DIRECTION: Convert each line of the data below into a numbered list, skipping any blank lines.

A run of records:

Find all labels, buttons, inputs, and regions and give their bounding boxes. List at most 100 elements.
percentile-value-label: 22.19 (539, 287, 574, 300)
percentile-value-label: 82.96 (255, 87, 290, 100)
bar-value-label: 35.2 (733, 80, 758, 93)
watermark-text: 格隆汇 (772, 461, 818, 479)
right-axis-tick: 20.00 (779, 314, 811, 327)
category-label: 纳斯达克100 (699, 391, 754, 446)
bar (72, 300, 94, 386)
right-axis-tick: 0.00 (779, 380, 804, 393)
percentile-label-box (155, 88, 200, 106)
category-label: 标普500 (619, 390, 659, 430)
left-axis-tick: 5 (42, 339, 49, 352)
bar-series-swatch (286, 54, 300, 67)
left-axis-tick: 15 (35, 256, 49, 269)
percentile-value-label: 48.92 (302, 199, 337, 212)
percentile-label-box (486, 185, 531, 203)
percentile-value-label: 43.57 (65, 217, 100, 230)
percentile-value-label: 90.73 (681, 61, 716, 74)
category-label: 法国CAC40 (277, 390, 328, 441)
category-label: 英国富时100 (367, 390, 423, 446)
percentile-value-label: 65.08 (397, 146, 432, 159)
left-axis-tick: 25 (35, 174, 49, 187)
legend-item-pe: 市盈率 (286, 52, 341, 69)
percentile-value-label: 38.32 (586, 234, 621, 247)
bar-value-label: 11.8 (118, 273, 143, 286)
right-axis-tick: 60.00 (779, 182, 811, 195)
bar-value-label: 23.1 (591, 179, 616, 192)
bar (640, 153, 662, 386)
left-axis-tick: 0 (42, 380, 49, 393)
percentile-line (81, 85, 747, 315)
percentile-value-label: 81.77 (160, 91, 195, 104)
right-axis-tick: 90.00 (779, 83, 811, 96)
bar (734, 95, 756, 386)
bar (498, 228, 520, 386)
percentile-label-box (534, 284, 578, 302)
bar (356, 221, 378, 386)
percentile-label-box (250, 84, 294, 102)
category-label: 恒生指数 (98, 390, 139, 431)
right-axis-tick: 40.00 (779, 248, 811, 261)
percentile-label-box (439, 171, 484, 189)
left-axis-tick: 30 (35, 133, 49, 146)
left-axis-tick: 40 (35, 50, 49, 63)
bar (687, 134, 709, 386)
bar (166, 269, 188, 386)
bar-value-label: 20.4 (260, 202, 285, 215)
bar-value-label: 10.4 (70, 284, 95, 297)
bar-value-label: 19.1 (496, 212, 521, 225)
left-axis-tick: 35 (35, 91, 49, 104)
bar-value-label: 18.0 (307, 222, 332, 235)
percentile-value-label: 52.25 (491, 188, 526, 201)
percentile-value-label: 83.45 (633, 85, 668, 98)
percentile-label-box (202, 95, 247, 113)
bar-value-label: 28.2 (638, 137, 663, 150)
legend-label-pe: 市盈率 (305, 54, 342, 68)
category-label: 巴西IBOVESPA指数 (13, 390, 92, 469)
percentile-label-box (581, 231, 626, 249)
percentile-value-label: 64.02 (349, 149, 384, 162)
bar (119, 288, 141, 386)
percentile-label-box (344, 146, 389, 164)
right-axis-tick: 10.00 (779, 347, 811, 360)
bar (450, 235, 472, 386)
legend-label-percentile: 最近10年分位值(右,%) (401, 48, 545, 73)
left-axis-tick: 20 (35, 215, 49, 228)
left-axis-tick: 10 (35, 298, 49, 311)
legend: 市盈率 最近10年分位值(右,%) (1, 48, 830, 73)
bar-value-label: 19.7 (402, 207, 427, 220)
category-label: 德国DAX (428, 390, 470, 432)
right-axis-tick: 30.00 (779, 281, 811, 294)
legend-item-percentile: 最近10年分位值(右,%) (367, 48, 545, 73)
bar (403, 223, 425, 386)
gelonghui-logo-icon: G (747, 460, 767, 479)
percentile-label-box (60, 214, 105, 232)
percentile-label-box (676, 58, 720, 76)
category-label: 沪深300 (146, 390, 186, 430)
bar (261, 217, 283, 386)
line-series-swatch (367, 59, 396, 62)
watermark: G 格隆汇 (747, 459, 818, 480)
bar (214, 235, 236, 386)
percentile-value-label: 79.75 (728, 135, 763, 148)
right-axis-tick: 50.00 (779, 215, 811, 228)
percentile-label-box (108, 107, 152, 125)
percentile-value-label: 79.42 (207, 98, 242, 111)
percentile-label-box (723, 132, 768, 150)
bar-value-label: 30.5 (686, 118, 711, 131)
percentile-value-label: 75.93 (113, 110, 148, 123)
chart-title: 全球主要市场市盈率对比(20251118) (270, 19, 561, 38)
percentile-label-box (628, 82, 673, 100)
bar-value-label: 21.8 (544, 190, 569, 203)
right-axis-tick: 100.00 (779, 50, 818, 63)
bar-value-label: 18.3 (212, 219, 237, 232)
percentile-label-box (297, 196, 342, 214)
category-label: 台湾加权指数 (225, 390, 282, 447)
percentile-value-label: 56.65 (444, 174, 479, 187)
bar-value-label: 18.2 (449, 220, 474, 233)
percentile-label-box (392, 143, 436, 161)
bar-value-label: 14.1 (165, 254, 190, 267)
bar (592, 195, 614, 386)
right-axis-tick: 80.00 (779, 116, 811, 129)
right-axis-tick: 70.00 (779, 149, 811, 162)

EXERCISE SOLUTION:
1. Find all labels, buttons, inputs, and regions and give their bounding boxes. List at most 100 elements.
2. percentile-value-label: 22.19 (539, 287, 574, 300)
3. percentile-value-label: 82.96 (255, 87, 290, 100)
4. bar-value-label: 35.2 (733, 80, 758, 93)
5. watermark-text: 格隆汇 (772, 461, 818, 479)
6. right-axis-tick: 20.00 (779, 314, 811, 327)
7. category-label: 纳斯达克100 (699, 391, 754, 446)
8. bar (72, 300, 94, 386)
9. right-axis-tick: 0.00 (779, 380, 804, 393)
10. percentile-label-box (155, 88, 200, 106)
11. category-label: 标普500 (619, 390, 659, 430)
12. left-axis-tick: 5 (42, 339, 49, 352)
13. bar-series-swatch (286, 54, 300, 67)
14. left-axis-tick: 15 (35, 256, 49, 269)
15. percentile-value-label: 48.92 (302, 199, 337, 212)
16. percentile-label-box (486, 185, 531, 203)
17. percentile-value-label: 43.57 (65, 217, 100, 230)
18. percentile-value-label: 90.73 (681, 61, 716, 74)
19. category-label: 法国CAC40 (277, 390, 328, 441)
20. category-label: 英国富时100 (367, 390, 423, 446)
21. percentile-value-label: 65.08 (397, 146, 432, 159)
22. left-axis-tick: 25 (35, 174, 49, 187)
23. legend-item-pe: 市盈率 (286, 52, 341, 69)
24. percentile-value-label: 38.32 (586, 234, 621, 247)
25. bar-value-label: 11.8 (118, 273, 143, 286)
26. right-axis-tick: 60.00 (779, 182, 811, 195)
27. bar-value-label: 23.1 (591, 179, 616, 192)
28. bar (640, 153, 662, 386)
29. left-axis-tick: 0 (42, 380, 49, 393)
30. percentile-line (81, 85, 747, 315)
31. percentile-value-label: 81.77 (160, 91, 195, 104)
32. right-axis-tick: 90.00 (779, 83, 811, 96)
33. bar (734, 95, 756, 386)
34. bar (498, 228, 520, 386)
35. percentile-label-box (534, 284, 578, 302)
36. bar (356, 221, 378, 386)
37. percentile-label-box (250, 84, 294, 102)
38. category-label: 恒生指数 (98, 390, 139, 431)
39. right-axis-tick: 40.00 (779, 248, 811, 261)
40. percentile-label-box (439, 171, 484, 189)
41. left-axis-tick: 30 (35, 133, 49, 146)
42. left-axis-tick: 40 (35, 50, 49, 63)
43. bar (687, 134, 709, 386)
44. bar (166, 269, 188, 386)
45. bar-value-label: 20.4 (260, 202, 285, 215)
46. bar-value-label: 10.4 (70, 284, 95, 297)
47. bar-value-label: 19.1 (496, 212, 521, 225)
48. left-axis-tick: 35 (35, 91, 49, 104)
49. bar-value-label: 18.0 (307, 222, 332, 235)
50. percentile-value-label: 52.25 (491, 188, 526, 201)
51. percentile-value-label: 83.45 (633, 85, 668, 98)
52. percentile-label-box (202, 95, 247, 113)
53. bar-value-label: 28.2 (638, 137, 663, 150)
54. legend-label-pe: 市盈率 (305, 54, 342, 68)
55. category-label: 巴西IBOVESPA指数 (13, 390, 92, 469)
56. percentile-label-box (581, 231, 626, 249)
57. percentile-value-label: 64.02 (349, 149, 384, 162)
58. bar (119, 288, 141, 386)
59. percentile-label-box (344, 146, 389, 164)
60. right-axis-tick: 10.00 (779, 347, 811, 360)
61. bar (450, 235, 472, 386)
62. legend-label-percentile: 最近10年分位值(右,%) (401, 48, 545, 73)
63. left-axis-tick: 20 (35, 215, 49, 228)
64. left-axis-tick: 10 (35, 298, 49, 311)
65. legend: 市盈率 最近10年分位值(右,%) (1, 48, 830, 73)
66. bar-value-label: 19.7 (402, 207, 427, 220)
67. category-label: 德国DAX (428, 390, 470, 432)
68. right-axis-tick: 30.00 (779, 281, 811, 294)
69. legend-item-percentile: 最近10年分位值(右,%) (367, 48, 545, 73)
70. bar (403, 223, 425, 386)
71. gelonghui-logo-icon: G (747, 460, 767, 479)
72. percentile-label-box (60, 214, 105, 232)
73. percentile-label-box (676, 58, 720, 76)
74. category-label: 沪深300 (146, 390, 186, 430)
75. bar (261, 217, 283, 386)
76. line-series-swatch (367, 59, 396, 62)
77. watermark: G 格隆汇 (747, 459, 818, 480)
78. bar (214, 235, 236, 386)
79. percentile-value-label: 79.75 (728, 135, 763, 148)
80. right-axis-tick: 50.00 (779, 215, 811, 228)
81. percentile-label-box (108, 107, 152, 125)
82. percentile-value-label: 79.42 (207, 98, 242, 111)
83. percentile-label-box (723, 132, 768, 150)
84. bar-value-label: 30.5 (686, 118, 711, 131)
85. percentile-value-label: 75.93 (113, 110, 148, 123)
86. chart-title: 全球主要市场市盈率对比(20251118) (270, 19, 561, 38)
87. percentile-label-box (628, 82, 673, 100)
88. bar-value-label: 21.8 (544, 190, 569, 203)
89. right-axis-tick: 100.00 (779, 50, 818, 63)
90. bar-value-label: 18.3 (212, 219, 237, 232)
91. percentile-label-box (297, 196, 342, 214)
92. category-label: 台湾加权指数 (225, 390, 282, 447)
93. percentile-value-label: 56.65 (444, 174, 479, 187)
94. bar-value-label: 18.2 (449, 220, 474, 233)
95. percentile-label-box (392, 143, 436, 161)
96. bar-value-label: 14.1 (165, 254, 190, 267)
97. bar (592, 195, 614, 386)
98. right-axis-tick: 80.00 (779, 116, 811, 129)
99. right-axis-tick: 70.00 (779, 149, 811, 162)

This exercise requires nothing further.